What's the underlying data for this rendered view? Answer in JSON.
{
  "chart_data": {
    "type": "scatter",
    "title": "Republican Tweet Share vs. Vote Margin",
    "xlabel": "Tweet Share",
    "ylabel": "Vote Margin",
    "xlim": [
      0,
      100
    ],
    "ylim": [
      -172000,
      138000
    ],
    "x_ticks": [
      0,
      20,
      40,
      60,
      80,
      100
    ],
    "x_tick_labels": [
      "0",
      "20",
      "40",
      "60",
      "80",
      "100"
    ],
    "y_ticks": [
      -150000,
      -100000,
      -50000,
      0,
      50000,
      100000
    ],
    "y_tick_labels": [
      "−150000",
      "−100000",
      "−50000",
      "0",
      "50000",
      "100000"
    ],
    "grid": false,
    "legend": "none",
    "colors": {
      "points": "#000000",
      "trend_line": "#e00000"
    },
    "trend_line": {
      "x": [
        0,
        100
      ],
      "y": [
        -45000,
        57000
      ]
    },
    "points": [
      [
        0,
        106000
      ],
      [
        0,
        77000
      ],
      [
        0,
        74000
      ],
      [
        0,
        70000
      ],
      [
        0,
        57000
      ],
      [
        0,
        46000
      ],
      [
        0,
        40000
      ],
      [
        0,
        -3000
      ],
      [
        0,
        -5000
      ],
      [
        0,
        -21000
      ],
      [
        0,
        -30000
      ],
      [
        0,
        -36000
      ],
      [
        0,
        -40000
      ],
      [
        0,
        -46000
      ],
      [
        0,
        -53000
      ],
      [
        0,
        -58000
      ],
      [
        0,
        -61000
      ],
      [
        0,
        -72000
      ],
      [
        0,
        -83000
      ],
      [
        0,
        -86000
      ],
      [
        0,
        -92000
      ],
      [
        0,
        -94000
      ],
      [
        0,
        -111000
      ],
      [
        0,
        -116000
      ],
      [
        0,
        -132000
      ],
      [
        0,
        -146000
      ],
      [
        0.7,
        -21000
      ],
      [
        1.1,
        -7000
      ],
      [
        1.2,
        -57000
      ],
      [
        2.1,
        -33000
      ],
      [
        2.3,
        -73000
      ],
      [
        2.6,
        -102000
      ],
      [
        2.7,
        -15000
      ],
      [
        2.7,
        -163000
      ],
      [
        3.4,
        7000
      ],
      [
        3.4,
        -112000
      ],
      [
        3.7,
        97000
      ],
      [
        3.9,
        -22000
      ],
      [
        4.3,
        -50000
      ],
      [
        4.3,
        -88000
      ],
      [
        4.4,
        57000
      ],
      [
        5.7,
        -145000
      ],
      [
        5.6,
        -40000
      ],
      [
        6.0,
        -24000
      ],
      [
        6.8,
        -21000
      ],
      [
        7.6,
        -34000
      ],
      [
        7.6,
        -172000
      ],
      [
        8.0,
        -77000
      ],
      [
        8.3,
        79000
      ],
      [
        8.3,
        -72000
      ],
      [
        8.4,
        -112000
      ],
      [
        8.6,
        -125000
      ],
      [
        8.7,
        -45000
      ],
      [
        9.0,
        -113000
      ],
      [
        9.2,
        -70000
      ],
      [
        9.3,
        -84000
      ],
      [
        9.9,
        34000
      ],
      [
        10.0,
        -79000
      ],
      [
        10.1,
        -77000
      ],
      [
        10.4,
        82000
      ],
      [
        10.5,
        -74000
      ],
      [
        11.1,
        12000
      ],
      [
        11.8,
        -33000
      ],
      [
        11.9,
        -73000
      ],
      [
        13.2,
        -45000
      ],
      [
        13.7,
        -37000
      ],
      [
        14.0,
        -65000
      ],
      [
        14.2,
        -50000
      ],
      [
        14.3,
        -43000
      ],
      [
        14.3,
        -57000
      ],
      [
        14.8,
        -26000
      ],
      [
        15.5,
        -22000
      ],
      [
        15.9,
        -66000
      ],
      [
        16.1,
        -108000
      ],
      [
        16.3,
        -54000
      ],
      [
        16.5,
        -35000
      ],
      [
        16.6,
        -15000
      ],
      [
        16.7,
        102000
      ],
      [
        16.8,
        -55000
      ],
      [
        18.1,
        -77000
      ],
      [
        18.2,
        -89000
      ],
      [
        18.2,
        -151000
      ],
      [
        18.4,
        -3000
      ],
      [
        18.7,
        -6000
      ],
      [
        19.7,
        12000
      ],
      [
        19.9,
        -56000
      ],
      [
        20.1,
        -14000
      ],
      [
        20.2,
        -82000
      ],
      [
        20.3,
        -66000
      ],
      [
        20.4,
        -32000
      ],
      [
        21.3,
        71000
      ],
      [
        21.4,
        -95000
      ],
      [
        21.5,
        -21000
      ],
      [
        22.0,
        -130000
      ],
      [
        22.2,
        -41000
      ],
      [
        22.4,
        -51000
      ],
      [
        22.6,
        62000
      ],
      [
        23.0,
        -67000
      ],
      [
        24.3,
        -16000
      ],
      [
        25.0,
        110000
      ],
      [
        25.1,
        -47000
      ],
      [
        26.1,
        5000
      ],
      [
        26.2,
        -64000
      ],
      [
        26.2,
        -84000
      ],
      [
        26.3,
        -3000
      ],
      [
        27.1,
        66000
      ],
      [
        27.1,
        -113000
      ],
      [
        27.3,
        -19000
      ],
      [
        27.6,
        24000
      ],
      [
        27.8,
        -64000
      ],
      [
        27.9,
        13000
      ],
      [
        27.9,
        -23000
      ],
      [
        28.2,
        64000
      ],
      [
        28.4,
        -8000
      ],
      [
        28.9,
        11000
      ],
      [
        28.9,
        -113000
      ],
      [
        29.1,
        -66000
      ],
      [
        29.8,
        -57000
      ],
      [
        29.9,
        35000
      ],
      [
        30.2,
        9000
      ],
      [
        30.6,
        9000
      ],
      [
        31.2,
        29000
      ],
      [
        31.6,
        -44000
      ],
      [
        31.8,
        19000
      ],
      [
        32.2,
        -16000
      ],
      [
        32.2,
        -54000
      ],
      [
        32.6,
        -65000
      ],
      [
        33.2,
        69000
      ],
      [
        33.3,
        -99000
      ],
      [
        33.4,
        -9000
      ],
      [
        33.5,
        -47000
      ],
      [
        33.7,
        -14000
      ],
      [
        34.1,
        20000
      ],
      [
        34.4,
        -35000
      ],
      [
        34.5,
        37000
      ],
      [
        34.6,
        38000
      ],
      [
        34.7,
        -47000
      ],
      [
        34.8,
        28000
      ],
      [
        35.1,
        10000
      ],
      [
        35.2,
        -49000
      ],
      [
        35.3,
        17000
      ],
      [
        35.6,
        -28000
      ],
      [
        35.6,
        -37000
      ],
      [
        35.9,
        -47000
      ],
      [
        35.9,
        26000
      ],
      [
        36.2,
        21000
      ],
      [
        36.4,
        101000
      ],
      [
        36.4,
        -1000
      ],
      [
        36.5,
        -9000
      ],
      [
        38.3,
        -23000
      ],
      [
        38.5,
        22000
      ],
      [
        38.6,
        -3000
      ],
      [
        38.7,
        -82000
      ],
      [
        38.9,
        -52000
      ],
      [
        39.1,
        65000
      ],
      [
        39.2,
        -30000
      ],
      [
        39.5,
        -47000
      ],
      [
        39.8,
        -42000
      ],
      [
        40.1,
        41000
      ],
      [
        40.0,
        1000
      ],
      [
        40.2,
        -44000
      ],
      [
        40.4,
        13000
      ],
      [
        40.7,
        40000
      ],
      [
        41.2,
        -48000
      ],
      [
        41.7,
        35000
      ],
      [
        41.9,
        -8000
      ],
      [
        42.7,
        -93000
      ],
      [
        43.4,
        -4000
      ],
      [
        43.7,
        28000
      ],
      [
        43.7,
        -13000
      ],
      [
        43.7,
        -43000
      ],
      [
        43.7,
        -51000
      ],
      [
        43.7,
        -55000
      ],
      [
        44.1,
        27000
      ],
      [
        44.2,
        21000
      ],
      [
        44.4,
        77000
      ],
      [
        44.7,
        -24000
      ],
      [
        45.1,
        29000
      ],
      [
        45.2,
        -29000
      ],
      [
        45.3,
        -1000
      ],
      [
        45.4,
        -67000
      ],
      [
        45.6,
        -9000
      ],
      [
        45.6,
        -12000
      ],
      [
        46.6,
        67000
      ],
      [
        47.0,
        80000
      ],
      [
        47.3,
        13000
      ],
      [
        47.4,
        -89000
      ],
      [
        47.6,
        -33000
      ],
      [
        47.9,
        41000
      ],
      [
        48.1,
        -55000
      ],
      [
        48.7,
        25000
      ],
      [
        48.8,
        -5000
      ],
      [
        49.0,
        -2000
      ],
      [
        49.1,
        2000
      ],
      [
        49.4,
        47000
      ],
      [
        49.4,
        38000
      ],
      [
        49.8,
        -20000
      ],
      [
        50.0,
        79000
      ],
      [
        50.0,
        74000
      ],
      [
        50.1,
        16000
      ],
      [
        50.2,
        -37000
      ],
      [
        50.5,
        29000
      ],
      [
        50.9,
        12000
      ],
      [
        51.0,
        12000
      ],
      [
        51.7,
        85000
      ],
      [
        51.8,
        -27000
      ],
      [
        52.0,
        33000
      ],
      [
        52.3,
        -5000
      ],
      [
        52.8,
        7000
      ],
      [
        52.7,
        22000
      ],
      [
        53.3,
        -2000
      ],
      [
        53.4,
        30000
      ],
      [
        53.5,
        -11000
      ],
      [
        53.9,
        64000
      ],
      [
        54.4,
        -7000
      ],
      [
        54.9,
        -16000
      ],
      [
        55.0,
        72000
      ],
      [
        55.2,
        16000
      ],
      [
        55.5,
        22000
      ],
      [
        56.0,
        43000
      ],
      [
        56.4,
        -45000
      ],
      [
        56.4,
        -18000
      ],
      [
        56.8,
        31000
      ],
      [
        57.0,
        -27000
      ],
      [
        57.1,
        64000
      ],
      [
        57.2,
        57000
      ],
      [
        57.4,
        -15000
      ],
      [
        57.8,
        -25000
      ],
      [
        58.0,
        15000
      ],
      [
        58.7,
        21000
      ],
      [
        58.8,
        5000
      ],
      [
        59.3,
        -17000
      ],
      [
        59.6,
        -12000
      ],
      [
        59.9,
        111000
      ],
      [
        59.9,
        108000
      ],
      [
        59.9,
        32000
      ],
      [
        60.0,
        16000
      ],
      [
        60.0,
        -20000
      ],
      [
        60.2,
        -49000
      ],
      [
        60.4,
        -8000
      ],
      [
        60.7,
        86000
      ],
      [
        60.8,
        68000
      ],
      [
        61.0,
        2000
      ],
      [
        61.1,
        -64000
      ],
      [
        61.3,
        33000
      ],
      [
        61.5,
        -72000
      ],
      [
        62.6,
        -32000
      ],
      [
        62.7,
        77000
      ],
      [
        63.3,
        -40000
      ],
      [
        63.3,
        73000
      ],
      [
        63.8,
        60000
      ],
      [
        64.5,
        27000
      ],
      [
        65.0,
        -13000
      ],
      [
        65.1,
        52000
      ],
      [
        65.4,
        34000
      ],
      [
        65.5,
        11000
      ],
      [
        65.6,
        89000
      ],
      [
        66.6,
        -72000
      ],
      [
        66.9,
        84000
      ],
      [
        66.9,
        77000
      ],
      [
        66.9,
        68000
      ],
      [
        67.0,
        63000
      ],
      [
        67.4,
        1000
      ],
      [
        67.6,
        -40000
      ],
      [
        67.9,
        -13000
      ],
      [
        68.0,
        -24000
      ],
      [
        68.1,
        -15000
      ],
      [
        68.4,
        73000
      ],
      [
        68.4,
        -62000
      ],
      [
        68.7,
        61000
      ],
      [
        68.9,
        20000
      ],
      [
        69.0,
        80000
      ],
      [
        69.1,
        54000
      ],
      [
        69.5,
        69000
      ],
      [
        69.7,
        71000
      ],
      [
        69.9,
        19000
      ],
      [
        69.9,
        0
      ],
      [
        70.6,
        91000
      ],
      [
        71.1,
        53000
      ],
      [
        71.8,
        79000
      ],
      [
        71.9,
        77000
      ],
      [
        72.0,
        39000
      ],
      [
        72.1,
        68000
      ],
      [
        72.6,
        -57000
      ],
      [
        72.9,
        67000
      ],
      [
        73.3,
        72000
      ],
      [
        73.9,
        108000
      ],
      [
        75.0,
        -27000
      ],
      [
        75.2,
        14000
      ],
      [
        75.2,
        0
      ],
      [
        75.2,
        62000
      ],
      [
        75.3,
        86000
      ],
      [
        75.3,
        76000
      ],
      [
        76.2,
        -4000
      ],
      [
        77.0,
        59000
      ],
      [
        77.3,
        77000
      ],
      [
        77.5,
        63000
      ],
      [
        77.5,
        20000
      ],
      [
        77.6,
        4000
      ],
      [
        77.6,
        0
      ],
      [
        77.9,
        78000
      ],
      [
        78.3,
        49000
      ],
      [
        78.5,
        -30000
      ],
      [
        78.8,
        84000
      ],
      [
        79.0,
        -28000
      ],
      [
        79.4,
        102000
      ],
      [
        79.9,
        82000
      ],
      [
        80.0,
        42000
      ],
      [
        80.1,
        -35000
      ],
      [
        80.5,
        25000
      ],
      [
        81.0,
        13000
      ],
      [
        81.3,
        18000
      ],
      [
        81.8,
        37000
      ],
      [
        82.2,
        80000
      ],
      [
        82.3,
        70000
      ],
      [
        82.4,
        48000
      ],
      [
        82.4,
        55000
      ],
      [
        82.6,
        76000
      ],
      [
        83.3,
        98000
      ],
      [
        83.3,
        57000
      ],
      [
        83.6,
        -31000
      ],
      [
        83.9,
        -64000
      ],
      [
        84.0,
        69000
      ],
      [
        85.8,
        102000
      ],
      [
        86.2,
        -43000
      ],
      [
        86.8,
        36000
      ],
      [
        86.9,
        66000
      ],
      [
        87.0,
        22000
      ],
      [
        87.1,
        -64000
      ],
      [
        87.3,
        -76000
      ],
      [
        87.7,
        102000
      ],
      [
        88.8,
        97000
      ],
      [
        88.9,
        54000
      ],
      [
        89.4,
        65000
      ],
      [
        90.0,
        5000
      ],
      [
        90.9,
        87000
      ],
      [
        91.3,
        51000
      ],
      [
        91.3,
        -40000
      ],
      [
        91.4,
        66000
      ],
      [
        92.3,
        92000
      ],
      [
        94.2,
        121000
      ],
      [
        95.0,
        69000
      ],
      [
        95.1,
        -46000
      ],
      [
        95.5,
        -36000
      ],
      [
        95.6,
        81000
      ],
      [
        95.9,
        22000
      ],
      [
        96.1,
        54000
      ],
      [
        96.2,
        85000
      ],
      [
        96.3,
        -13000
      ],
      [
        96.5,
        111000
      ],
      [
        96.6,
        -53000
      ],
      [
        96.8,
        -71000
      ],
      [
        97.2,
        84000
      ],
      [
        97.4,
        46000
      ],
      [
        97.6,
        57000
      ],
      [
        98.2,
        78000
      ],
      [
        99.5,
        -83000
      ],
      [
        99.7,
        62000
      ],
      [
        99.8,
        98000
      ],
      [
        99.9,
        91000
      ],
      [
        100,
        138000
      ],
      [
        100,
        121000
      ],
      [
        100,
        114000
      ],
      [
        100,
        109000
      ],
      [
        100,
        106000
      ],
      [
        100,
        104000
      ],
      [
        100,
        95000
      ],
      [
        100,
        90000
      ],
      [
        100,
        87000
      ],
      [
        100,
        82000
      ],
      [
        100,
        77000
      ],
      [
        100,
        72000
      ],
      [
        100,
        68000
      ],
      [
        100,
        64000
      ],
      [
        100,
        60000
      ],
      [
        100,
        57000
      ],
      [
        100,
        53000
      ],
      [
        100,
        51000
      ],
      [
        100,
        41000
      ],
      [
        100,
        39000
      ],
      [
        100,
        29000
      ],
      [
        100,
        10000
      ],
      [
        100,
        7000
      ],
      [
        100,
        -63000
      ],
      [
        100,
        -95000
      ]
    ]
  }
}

Goal of the exercise
Select all lines in the listing that include the word "Vote".

Written response
    "title": "Republican Tweet Share vs. Vote Margin",
    "ylabel": "Vote Margin",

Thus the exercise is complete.